Check each line of the records below and collect those holding "title".

(A block of data)
_____

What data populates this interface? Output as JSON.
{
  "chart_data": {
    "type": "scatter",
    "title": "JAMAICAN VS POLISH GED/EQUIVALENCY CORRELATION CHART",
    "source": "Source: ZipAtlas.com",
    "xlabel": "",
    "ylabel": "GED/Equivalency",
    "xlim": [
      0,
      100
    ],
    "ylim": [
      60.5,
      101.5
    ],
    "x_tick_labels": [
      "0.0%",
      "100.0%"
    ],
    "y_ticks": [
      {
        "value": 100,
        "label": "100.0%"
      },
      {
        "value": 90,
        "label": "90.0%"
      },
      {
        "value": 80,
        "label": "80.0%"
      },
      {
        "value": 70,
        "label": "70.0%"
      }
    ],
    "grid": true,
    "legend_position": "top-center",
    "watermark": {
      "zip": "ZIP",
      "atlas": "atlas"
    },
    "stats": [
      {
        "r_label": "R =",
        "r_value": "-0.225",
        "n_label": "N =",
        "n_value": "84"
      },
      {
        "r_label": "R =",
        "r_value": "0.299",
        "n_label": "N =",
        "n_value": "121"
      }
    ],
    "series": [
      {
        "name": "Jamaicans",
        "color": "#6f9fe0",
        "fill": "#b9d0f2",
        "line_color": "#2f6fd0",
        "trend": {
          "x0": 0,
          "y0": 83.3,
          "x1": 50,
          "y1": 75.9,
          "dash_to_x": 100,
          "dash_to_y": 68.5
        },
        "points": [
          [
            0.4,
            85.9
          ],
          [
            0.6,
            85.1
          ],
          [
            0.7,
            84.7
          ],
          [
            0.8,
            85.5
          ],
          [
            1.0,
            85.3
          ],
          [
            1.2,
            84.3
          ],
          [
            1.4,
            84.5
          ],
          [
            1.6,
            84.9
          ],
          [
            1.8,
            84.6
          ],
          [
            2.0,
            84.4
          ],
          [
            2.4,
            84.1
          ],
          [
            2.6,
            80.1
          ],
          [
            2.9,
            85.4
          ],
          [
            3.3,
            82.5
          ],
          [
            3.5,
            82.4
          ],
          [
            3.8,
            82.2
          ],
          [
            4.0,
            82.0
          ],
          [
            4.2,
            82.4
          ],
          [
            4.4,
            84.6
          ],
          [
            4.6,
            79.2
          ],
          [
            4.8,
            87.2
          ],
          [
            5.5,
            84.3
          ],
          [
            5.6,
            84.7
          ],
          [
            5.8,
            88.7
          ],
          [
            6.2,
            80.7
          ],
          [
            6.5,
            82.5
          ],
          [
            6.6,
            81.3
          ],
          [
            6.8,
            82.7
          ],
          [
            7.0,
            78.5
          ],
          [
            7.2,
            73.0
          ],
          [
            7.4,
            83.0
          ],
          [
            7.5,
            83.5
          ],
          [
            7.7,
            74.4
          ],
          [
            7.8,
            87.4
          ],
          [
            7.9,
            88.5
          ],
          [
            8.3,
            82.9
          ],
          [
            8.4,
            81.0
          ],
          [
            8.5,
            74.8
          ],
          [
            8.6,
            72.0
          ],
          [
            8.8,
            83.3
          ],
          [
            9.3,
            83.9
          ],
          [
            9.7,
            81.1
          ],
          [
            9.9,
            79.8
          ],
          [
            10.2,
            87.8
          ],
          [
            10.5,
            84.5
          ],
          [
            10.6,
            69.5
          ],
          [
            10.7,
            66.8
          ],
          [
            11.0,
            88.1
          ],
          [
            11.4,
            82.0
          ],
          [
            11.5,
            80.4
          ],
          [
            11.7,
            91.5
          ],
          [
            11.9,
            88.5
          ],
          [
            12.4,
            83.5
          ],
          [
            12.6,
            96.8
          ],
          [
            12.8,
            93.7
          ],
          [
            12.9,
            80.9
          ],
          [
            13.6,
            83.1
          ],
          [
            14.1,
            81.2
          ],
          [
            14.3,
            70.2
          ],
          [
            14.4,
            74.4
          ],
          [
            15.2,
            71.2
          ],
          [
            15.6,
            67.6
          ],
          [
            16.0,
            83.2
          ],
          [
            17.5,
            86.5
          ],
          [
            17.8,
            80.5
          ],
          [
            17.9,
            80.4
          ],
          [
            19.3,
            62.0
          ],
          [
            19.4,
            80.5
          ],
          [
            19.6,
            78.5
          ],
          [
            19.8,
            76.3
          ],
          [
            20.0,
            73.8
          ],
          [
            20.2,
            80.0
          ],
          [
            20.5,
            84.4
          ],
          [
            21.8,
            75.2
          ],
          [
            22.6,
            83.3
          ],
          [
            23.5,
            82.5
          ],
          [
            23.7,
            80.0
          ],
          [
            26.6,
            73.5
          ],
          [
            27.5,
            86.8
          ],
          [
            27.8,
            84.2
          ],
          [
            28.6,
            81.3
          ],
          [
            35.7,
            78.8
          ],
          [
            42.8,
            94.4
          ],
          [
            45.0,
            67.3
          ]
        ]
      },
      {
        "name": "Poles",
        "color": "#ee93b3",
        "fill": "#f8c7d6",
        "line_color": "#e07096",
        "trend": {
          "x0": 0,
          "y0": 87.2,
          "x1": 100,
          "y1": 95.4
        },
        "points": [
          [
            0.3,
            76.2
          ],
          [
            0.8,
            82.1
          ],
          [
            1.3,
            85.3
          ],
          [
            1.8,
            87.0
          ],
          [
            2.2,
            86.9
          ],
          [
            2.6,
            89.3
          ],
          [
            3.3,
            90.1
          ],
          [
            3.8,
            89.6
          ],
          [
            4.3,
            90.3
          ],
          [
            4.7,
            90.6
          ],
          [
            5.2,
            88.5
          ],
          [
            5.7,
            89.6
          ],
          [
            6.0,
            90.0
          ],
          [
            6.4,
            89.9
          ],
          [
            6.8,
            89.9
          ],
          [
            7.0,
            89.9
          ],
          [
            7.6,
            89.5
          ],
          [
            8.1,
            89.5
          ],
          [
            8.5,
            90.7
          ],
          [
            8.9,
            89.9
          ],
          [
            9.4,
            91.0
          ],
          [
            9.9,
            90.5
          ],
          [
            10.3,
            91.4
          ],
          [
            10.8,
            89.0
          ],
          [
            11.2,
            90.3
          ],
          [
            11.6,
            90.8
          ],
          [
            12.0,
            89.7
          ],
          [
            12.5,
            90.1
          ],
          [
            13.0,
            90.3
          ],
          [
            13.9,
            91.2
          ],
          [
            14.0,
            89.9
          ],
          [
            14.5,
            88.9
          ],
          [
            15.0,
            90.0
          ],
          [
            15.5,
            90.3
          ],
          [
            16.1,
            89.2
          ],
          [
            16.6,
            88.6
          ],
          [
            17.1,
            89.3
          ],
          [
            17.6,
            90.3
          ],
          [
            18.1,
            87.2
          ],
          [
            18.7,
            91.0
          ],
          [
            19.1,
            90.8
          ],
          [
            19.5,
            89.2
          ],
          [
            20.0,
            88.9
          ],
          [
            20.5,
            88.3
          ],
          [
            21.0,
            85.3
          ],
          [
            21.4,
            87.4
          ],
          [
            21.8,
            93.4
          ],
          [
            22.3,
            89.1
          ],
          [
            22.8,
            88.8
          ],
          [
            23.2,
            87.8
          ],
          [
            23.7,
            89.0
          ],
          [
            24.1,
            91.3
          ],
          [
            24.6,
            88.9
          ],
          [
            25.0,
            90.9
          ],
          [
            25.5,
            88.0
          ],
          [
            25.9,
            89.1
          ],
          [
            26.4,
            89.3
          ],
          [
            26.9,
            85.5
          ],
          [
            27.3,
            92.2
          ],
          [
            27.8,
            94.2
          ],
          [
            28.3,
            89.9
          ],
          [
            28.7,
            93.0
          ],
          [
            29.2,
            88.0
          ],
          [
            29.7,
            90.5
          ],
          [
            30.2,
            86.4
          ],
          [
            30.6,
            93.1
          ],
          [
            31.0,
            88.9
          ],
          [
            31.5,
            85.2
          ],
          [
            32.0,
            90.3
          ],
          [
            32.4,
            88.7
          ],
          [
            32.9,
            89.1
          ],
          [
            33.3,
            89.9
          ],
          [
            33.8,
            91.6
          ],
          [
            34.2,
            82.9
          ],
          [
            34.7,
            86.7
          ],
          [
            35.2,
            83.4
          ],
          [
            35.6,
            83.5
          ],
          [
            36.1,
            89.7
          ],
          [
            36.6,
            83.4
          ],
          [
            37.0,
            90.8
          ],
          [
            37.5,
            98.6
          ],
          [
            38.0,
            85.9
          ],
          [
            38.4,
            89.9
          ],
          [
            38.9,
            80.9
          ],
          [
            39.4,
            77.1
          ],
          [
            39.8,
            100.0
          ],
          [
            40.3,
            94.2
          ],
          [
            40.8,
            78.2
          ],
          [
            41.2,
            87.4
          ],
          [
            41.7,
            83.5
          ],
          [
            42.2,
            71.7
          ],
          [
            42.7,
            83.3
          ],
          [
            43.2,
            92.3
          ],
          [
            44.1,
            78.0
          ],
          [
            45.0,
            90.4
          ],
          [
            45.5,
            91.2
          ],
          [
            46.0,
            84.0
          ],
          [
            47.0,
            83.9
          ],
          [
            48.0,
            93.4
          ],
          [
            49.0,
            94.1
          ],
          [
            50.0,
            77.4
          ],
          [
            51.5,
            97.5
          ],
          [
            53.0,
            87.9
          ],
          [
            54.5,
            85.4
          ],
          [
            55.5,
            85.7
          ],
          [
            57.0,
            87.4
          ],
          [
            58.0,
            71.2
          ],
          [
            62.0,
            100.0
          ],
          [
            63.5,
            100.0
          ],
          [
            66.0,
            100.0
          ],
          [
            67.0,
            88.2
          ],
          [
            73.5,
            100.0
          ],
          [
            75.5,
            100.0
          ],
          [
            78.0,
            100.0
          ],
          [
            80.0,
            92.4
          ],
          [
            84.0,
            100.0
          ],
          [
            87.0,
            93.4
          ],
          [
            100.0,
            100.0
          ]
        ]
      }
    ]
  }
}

_____

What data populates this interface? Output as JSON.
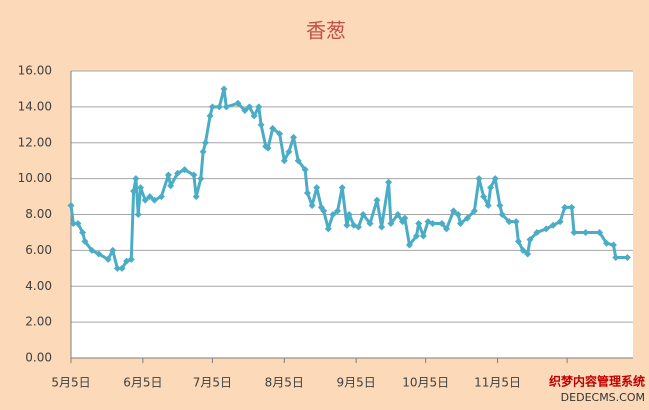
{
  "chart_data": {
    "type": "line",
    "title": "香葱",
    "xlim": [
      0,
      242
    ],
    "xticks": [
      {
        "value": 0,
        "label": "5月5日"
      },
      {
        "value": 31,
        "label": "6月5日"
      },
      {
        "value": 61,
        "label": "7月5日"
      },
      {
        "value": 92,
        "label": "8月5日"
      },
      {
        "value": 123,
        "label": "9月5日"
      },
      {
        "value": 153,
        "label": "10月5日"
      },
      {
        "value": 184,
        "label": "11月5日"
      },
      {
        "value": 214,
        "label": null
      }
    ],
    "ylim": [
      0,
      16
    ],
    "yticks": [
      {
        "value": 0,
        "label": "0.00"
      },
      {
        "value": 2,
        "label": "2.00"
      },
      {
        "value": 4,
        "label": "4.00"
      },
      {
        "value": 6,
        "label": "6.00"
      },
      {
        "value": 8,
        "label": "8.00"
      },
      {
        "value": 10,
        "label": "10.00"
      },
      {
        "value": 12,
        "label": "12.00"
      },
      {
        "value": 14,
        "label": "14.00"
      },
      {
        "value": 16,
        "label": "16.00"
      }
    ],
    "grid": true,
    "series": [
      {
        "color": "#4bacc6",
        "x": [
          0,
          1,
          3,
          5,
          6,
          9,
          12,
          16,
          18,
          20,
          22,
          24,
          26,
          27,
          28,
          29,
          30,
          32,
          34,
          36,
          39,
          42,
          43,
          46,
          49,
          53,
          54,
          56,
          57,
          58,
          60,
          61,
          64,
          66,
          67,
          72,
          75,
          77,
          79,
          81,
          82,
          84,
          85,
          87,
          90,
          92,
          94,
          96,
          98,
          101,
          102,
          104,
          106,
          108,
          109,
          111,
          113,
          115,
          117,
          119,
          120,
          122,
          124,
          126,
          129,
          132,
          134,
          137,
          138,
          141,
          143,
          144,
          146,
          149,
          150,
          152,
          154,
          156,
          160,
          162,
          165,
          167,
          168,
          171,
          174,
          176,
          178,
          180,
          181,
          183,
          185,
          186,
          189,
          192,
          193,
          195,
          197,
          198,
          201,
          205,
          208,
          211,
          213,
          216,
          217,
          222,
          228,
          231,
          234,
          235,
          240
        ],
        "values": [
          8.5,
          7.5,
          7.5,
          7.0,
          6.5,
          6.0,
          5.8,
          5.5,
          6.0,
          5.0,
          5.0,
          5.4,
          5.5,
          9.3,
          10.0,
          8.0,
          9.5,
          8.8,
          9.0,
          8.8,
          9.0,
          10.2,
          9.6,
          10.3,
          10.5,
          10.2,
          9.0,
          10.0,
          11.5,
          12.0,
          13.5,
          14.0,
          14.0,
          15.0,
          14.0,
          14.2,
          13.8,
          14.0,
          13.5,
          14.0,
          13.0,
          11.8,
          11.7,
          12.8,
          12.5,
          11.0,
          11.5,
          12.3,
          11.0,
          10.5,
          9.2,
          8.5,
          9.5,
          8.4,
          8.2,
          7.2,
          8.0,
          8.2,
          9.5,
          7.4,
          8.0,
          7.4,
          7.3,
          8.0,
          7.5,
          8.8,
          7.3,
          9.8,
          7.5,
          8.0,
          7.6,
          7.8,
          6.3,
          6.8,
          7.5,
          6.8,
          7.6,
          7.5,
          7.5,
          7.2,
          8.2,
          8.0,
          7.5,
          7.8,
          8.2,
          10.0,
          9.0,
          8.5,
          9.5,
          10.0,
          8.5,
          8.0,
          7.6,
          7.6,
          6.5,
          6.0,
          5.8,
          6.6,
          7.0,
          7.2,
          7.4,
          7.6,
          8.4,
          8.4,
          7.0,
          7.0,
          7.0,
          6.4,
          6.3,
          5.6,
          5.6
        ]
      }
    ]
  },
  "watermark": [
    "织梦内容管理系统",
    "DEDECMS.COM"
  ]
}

_____

Task solution –
    "title": "JAMAICAN VS POLISH GED/EQUIVALENCY CORRELATION CHART",
    "title": "香葱",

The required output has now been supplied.